Dataset items
-- Start --
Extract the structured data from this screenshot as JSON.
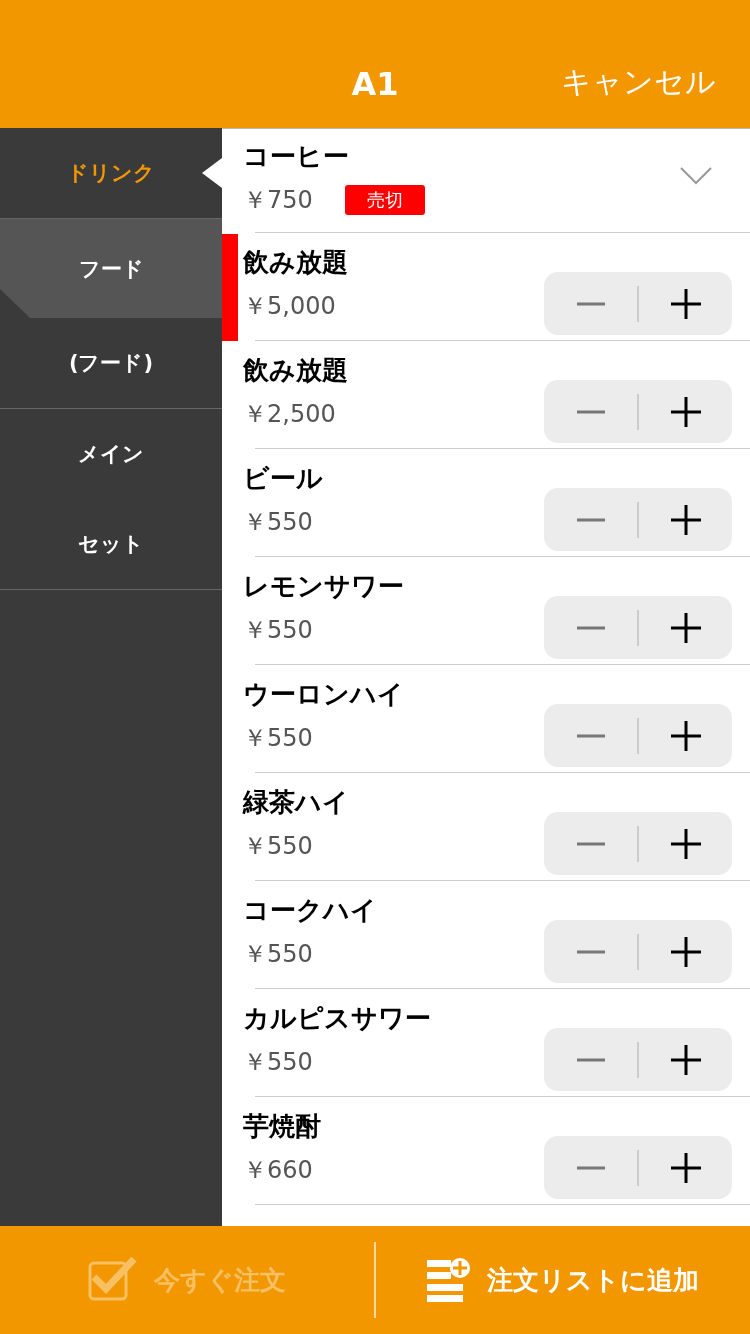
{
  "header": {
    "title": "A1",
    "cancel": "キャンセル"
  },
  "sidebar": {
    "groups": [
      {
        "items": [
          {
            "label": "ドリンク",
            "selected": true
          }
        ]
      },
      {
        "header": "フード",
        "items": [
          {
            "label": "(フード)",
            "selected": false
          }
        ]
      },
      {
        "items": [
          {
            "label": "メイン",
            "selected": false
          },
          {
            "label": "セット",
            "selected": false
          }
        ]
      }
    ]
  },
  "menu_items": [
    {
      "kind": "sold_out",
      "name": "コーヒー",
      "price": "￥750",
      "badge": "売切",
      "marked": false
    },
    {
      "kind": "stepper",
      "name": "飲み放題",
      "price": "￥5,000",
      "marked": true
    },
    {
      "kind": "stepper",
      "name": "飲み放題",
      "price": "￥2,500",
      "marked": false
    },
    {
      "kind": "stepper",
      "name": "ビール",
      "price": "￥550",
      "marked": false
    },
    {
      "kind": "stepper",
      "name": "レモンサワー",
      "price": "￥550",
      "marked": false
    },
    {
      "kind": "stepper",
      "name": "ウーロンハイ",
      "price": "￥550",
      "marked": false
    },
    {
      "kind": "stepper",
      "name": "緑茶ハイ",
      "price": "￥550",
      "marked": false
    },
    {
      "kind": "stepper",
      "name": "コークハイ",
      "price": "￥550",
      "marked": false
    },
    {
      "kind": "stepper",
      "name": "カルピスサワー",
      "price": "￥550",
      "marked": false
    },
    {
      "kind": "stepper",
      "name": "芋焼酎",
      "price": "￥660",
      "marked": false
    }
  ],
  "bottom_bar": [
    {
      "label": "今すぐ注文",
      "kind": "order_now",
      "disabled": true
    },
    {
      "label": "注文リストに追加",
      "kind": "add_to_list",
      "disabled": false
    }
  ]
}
-- End --
WHAT IS BEING ASKED:
Omit the pictures. Transcribe every record exactly.

IN RESPONSE:
Extract the structured data from this screenshot as JSON.
{
  "header": {
    "title": "A1",
    "cancel": "キャンセル"
  },
  "sidebar": {
    "groups": [
      {
        "items": [
          {
            "label": "ドリンク",
            "selected": true
          }
        ]
      },
      {
        "header": "フード",
        "items": [
          {
            "label": "(フード)",
            "selected": false
          }
        ]
      },
      {
        "items": [
          {
            "label": "メイン",
            "selected": false
          },
          {
            "label": "セット",
            "selected": false
          }
        ]
      }
    ]
  },
  "menu_items": [
    {
      "kind": "sold_out",
      "name": "コーヒー",
      "price": "￥750",
      "badge": "売切",
      "marked": false
    },
    {
      "kind": "stepper",
      "name": "飲み放題",
      "price": "￥5,000",
      "marked": true
    },
    {
      "kind": "stepper",
      "name": "飲み放題",
      "price": "￥2,500",
      "marked": false
    },
    {
      "kind": "stepper",
      "name": "ビール",
      "price": "￥550",
      "marked": false
    },
    {
      "kind": "stepper",
      "name": "レモンサワー",
      "price": "￥550",
      "marked": false
    },
    {
      "kind": "stepper",
      "name": "ウーロンハイ",
      "price": "￥550",
      "marked": false
    },
    {
      "kind": "stepper",
      "name": "緑茶ハイ",
      "price": "￥550",
      "marked": false
    },
    {
      "kind": "stepper",
      "name": "コークハイ",
      "price": "￥550",
      "marked": false
    },
    {
      "kind": "stepper",
      "name": "カルピスサワー",
      "price": "￥550",
      "marked": false
    },
    {
      "kind": "stepper",
      "name": "芋焼酎",
      "price": "￥660",
      "marked": false
    }
  ],
  "bottom_bar": [
    {
      "label": "今すぐ注文",
      "kind": "order_now",
      "disabled": true
    },
    {
      "label": "注文リストに追加",
      "kind": "add_to_list",
      "disabled": false
    }
  ]
}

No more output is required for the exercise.